TASK DETAILS :: Leave out the pictures and copy everything else in the entries exactly.

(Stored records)
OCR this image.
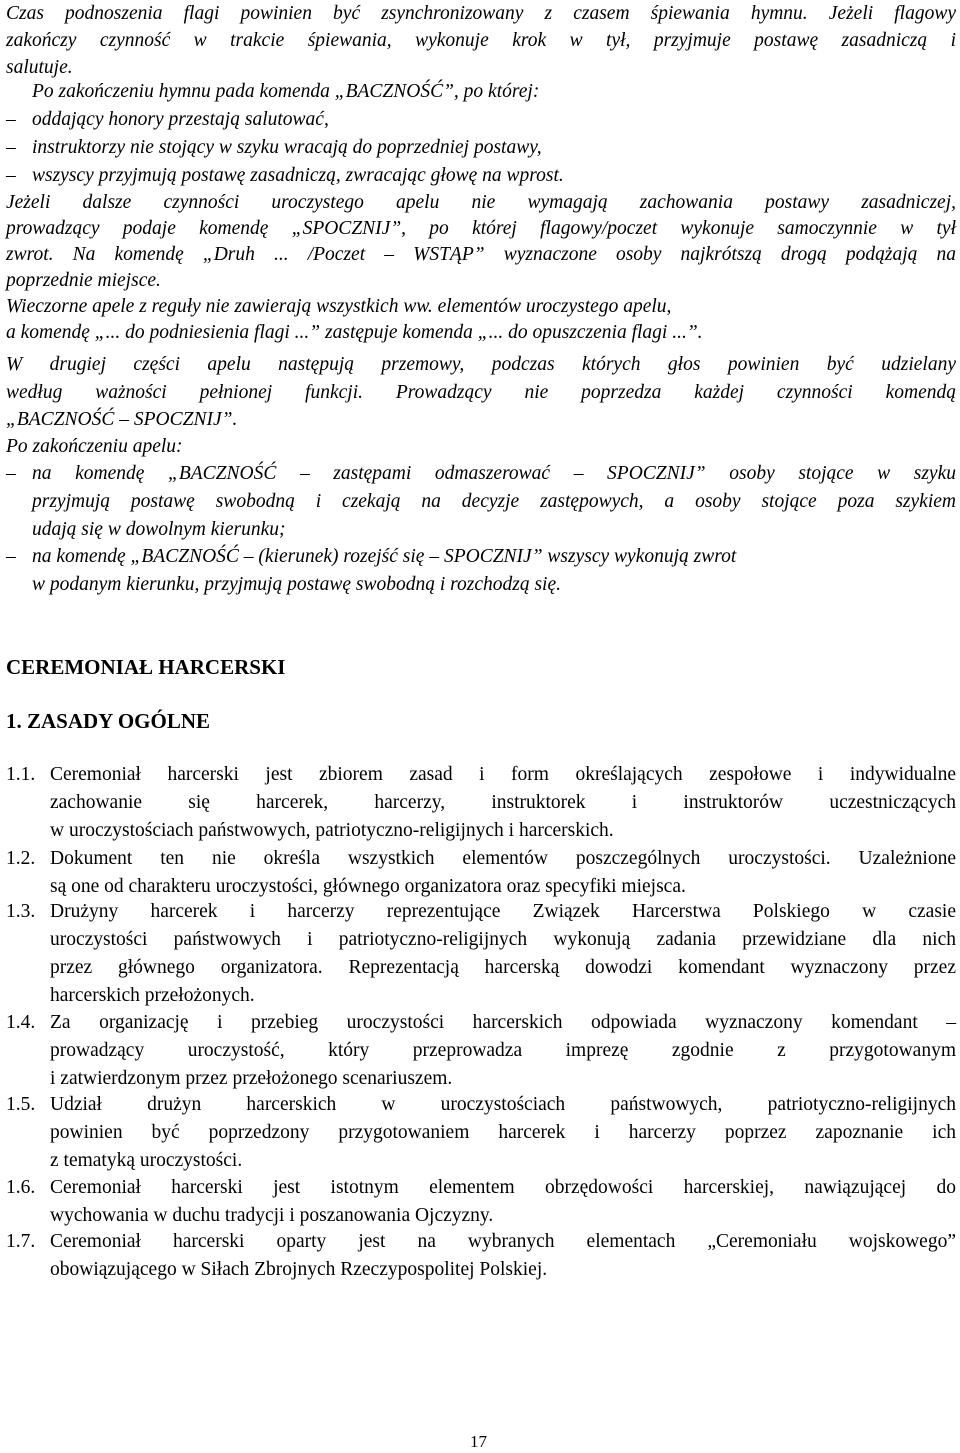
Czas podnoszenia flagi powinien być zsynchronizowany z czasem śpiewania hymnu. Jeżeli flagowy
zakończy czynność w trakcie śpiewania, wykonuje krok w tył, przyjmuje postawę zasadniczą i
salutuje.
Po zakończeniu hymnu pada komenda „BACZNOŚĆ”, po której:
– oddający honory przestają salutować,
– instruktorzy nie stojący w szyku wracają do poprzedniej postawy,
– wszyscy przyjmują postawę zasadniczą, zwracając głowę na wprost.
Jeżeli dalsze czynności uroczystego apelu nie wymagają zachowania postawy zasadniczej,
prowadzący podaje komendę „SPOCZNIJ”, po której flagowy/poczet wykonuje samoczynnie w tył
zwrot. Na komendę „Druh ... /Poczet – WSTĄP” wyznaczone osoby najkrótszą drogą podążają na
poprzednie miejsce.
Wieczorne apele z reguły nie zawierają wszystkich ww. elementów uroczystego apelu,
a komendę „... do podniesienia flagi ...” zastępuje komenda „... do opuszczenia flagi ...”.
W drugiej części apelu następują przemowy, podczas których głos powinien być udzielany
według ważności pełnionej funkcji. Prowadzący nie poprzedza każdej czynności komendą
„BACZNOŚĆ – SPOCZNIJ”.
Po zakończeniu apelu:
– na komendę „BACZNOŚĆ – zastępami odmaszerować – SPOCZNIJ” osoby stojące w szyku
przyjmują postawę swobodną i czekają na decyzje zastępowych, a osoby stojące poza szykiem
udają się w dowolnym kierunku;
– na komendę „BACZNOŚĆ – (kierunek) rozejść się – SPOCZNIJ” wszyscy wykonują zwrot
w podanym kierunku, przyjmują postawę swobodną i rozchodzą się.
CEREMONIAŁ HARCERSKI
1. ZASADY OGÓLNE
1.1. Ceremoniał harcerski jest zbiorem zasad i form określających zespołowe i indywidualne
zachowanie się harcerek, harcerzy, instruktorek i instruktorów uczestniczących
w uroczystościach państwowych, patriotyczno-religijnych i harcerskich.
1.2. Dokument ten nie określa wszystkich elementów poszczególnych uroczystości. Uzależnione
są one od charakteru uroczystości, głównego organizatora oraz specyfiki miejsca.
1.3. Drużyny harcerek i harcerzy reprezentujące Związek Harcerstwa Polskiego w czasie
uroczystości państwowych i patriotyczno-religijnych wykonują zadania przewidziane dla nich
przez głównego organizatora. Reprezentacją harcerską dowodzi komendant wyznaczony przez
harcerskich przełożonych.
1.4. Za organizację i przebieg uroczystości harcerskich odpowiada wyznaczony komendant –
prowadzący uroczystość, który przeprowadza imprezę zgodnie z przygotowanym
i zatwierdzonym przez przełożonego scenariuszem.
1.5. Udział drużyn harcerskich w uroczystościach państwowych, patriotyczno-religijnych
powinien być poprzedzony przygotowaniem harcerek i harcerzy poprzez zapoznanie ich
z tematyką uroczystości.
1.6. Ceremoniał harcerski jest istotnym elementem obrzędowości harcerskiej, nawiązującej do
wychowania w duchu tradycji i poszanowania Ojczyzny.
1.7. Ceremoniał harcerski oparty jest na wybranych elementach „Ceremoniału wojskowego”
obowiązującego w Siłach Zbrojnych Rzeczypospolitej Polskiej.
17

EXERCISE RESULT ::
OCR this image.
Czas podnoszenia flagi powinien być zsynchronizowany z czasem śpiewania hymnu. Jeżeli flagowy
zakończy czynność w trakcie śpiewania, wykonuje krok w tył, przyjmuje postawę zasadniczą i
salutuje.
Po zakończeniu hymnu pada komenda „BACZNOŚĆ”, po której:
– oddający honory przestają salutować,
– instruktorzy nie stojący w szyku wracają do poprzedniej postawy,
– wszyscy przyjmują postawę zasadniczą, zwracając głowę na wprost.
Jeżeli dalsze czynności uroczystego apelu nie wymagają zachowania postawy zasadniczej,
prowadzący podaje komendę „SPOCZNIJ”, po której flagowy/poczet wykonuje samoczynnie w tył
zwrot. Na komendę „Druh ... /Poczet – WSTĄP” wyznaczone osoby najkrótszą drogą podążają na
poprzednie miejsce.
Wieczorne apele z reguły nie zawierają wszystkich ww. elementów uroczystego apelu,
a komendę „... do podniesienia flagi ...” zastępuje komenda „... do opuszczenia flagi ...”.
W drugiej części apelu następują przemowy, podczas których głos powinien być udzielany
według ważności pełnionej funkcji. Prowadzący nie poprzedza każdej czynności komendą
„BACZNOŚĆ – SPOCZNIJ”.
Po zakończeniu apelu:
– na komendę „BACZNOŚĆ – zastępami odmaszerować – SPOCZNIJ” osoby stojące w szyku
przyjmują postawę swobodną i czekają na decyzje zastępowych, a osoby stojące poza szykiem
udają się w dowolnym kierunku;
– na komendę „BACZNOŚĆ – (kierunek) rozejść się – SPOCZNIJ” wszyscy wykonują zwrot
w podanym kierunku, przyjmują postawę swobodną i rozchodzą się.
CEREMONIAŁ HARCERSKI
1. ZASADY OGÓLNE
1.1. Ceremoniał harcerski jest zbiorem zasad i form określających zespołowe i indywidualne
zachowanie się harcerek, harcerzy, instruktorek i instruktorów uczestniczących
w uroczystościach państwowych, patriotyczno-religijnych i harcerskich.
1.2. Dokument ten nie określa wszystkich elementów poszczególnych uroczystości. Uzależnione
są one od charakteru uroczystości, głównego organizatora oraz specyfiki miejsca.
1.3. Drużyny harcerek i harcerzy reprezentujące Związek Harcerstwa Polskiego w czasie
uroczystości państwowych i patriotyczno-religijnych wykonują zadania przewidziane dla nich
przez głównego organizatora. Reprezentacją harcerską dowodzi komendant wyznaczony przez
harcerskich przełożonych.
1.4. Za organizację i przebieg uroczystości harcerskich odpowiada wyznaczony komendant –
prowadzący uroczystość, który przeprowadza imprezę zgodnie z przygotowanym
i zatwierdzonym przez przełożonego scenariuszem.
1.5. Udział drużyn harcerskich w uroczystościach państwowych, patriotyczno-religijnych
powinien być poprzedzony przygotowaniem harcerek i harcerzy poprzez zapoznanie ich
z tematyką uroczystości.
1.6. Ceremoniał harcerski jest istotnym elementem obrzędowości harcerskiej, nawiązującej do
wychowania w duchu tradycji i poszanowania Ojczyzny.
1.7. Ceremoniał harcerski oparty jest na wybranych elementach „Ceremoniału wojskowego”
obowiązującego w Siłach Zbrojnych Rzeczypospolitej Polskiej.
17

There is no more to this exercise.